### [PROBLEM]
Retype the material that follows, keeping every word as it is.

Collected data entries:
——

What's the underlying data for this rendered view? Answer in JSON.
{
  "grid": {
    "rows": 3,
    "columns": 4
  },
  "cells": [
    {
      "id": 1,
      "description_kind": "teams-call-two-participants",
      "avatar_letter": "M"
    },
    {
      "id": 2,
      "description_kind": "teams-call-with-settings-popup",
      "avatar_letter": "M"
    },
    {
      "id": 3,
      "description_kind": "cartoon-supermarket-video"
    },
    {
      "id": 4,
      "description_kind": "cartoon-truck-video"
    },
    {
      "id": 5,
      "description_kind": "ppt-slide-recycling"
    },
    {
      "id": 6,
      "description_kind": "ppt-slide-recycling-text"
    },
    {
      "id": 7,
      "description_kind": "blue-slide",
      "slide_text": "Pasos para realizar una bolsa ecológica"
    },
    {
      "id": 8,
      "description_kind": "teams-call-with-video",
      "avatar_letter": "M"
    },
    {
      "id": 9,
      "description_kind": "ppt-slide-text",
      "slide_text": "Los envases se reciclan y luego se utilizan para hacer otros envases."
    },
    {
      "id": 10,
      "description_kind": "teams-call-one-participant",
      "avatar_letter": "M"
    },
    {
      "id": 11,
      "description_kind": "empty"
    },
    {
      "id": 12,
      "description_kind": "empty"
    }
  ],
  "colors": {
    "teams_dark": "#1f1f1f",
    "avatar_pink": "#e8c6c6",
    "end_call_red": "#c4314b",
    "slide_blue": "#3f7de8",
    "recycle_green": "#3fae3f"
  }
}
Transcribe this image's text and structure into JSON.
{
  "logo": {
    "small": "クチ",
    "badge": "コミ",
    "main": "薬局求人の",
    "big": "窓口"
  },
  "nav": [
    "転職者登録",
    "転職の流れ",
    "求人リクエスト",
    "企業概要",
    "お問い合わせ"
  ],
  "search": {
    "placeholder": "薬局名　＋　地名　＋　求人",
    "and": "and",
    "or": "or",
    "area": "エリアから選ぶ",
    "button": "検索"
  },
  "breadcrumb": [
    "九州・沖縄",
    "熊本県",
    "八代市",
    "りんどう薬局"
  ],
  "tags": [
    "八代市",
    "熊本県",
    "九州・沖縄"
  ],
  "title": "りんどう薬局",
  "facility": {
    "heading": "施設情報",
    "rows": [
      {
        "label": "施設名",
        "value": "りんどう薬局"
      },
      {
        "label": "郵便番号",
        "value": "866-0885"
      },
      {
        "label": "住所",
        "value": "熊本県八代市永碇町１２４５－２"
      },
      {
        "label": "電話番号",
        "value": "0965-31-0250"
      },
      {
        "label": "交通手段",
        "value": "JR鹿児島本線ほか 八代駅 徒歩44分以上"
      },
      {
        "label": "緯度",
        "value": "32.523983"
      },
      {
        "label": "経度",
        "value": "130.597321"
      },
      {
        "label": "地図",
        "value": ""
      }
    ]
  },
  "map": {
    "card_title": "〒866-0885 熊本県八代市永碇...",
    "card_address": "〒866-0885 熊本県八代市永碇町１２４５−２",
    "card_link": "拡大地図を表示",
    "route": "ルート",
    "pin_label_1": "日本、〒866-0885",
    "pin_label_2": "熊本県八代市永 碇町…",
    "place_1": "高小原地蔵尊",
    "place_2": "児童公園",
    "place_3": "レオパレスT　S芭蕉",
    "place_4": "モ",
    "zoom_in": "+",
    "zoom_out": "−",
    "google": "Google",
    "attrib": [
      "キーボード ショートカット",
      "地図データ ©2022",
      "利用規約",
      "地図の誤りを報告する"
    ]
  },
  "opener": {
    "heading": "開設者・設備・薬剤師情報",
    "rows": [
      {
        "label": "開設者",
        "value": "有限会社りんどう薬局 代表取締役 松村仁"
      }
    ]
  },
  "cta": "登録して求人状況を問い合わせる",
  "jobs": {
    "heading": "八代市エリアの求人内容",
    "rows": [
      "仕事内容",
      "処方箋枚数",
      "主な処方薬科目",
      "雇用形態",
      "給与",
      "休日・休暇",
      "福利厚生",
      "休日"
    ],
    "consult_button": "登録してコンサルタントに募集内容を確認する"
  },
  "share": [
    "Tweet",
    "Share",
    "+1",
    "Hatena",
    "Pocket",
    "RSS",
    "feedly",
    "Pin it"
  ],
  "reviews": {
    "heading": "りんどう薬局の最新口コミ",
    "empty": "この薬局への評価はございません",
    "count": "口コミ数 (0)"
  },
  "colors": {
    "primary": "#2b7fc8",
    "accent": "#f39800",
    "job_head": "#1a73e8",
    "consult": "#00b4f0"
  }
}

——

### [EXERCISE SOLUTION]
What's the underlying data for this rendered view? Answer in JSON.
{
  "grid": {
    "rows": 3,
    "columns": 4
  },
  "cells": [
    {
      "id": 1,
      "description_kind": "teams-call-two-participants",
      "avatar_letter": "M"
    },
    {
      "id": 2,
      "description_kind": "teams-call-with-settings-popup",
      "avatar_letter": "M"
    },
    {
      "id": 3,
      "description_kind": "cartoon-supermarket-video"
    },
    {
      "id": 4,
      "description_kind": "cartoon-truck-video"
    },
    {
      "id": 5,
      "description_kind": "ppt-slide-recycling"
    },
    {
      "id": 6,
      "description_kind": "ppt-slide-recycling-text"
    },
    {
      "id": 7,
      "description_kind": "blue-slide",
      "slide_text": "Pasos para realizar una bolsa ecológica"
    },
    {
      "id": 8,
      "description_kind": "teams-call-with-video",
      "avatar_letter": "M"
    },
    {
      "id": 9,
      "description_kind": "ppt-slide-text",
      "slide_text": "Los envases se reciclan y luego se utilizan para hacer otros envases."
    },
    {
      "id": 10,
      "description_kind": "teams-call-one-participant",
      "avatar_letter": "M"
    },
    {
      "id": 11,
      "description_kind": "empty"
    },
    {
      "id": 12,
      "description_kind": "empty"
    }
  ],
  "colors": {
    "teams_dark": "#1f1f1f",
    "avatar_pink": "#e8c6c6",
    "end_call_red": "#c4314b",
    "slide_blue": "#3f7de8",
    "recycle_green": "#3fae3f"
  }
}
Transcribe this image's text and structure into JSON.
{
  "logo": {
    "small": "クチ",
    "badge": "コミ",
    "main": "薬局求人の",
    "big": "窓口"
  },
  "nav": [
    "転職者登録",
    "転職の流れ",
    "求人リクエスト",
    "企業概要",
    "お問い合わせ"
  ],
  "search": {
    "placeholder": "薬局名　＋　地名　＋　求人",
    "and": "and",
    "or": "or",
    "area": "エリアから選ぶ",
    "button": "検索"
  },
  "breadcrumb": [
    "九州・沖縄",
    "熊本県",
    "八代市",
    "りんどう薬局"
  ],
  "tags": [
    "八代市",
    "熊本県",
    "九州・沖縄"
  ],
  "title": "りんどう薬局",
  "facility": {
    "heading": "施設情報",
    "rows": [
      {
        "label": "施設名",
        "value": "りんどう薬局"
      },
      {
        "label": "郵便番号",
        "value": "866-0885"
      },
      {
        "label": "住所",
        "value": "熊本県八代市永碇町１２４５－２"
      },
      {
        "label": "電話番号",
        "value": "0965-31-0250"
      },
      {
        "label": "交通手段",
        "value": "JR鹿児島本線ほか 八代駅 徒歩44分以上"
      },
      {
        "label": "緯度",
        "value": "32.523983"
      },
      {
        "label": "経度",
        "value": "130.597321"
      },
      {
        "label": "地図",
        "value": ""
      }
    ]
  },
  "map": {
    "card_title": "〒866-0885 熊本県八代市永碇...",
    "card_address": "〒866-0885 熊本県八代市永碇町１２４５−２",
    "card_link": "拡大地図を表示",
    "route": "ルート",
    "pin_label_1": "日本、〒866-0885",
    "pin_label_2": "熊本県八代市永 碇町…",
    "place_1": "高小原地蔵尊",
    "place_2": "児童公園",
    "place_3": "レオパレスT　S芭蕉",
    "place_4": "モ",
    "zoom_in": "+",
    "zoom_out": "−",
    "google": "Google",
    "attrib": [
      "キーボード ショートカット",
      "地図データ ©2022",
      "利用規約",
      "地図の誤りを報告する"
    ]
  },
  "opener": {
    "heading": "開設者・設備・薬剤師情報",
    "rows": [
      {
        "label": "開設者",
        "value": "有限会社りんどう薬局 代表取締役 松村仁"
      }
    ]
  },
  "cta": "登録して求人状況を問い合わせる",
  "jobs": {
    "heading": "八代市エリアの求人内容",
    "rows": [
      "仕事内容",
      "処方箋枚数",
      "主な処方薬科目",
      "雇用形態",
      "給与",
      "休日・休暇",
      "福利厚生",
      "休日"
    ],
    "consult_button": "登録してコンサルタントに募集内容を確認する"
  },
  "share": [
    "Tweet",
    "Share",
    "+1",
    "Hatena",
    "Pocket",
    "RSS",
    "feedly",
    "Pin it"
  ],
  "reviews": {
    "heading": "りんどう薬局の最新口コミ",
    "empty": "この薬局への評価はございません",
    "count": "口コミ数 (0)"
  },
  "colors": {
    "primary": "#2b7fc8",
    "accent": "#f39800",
    "job_head": "#1a73e8",
    "consult": "#00b4f0"
  }
}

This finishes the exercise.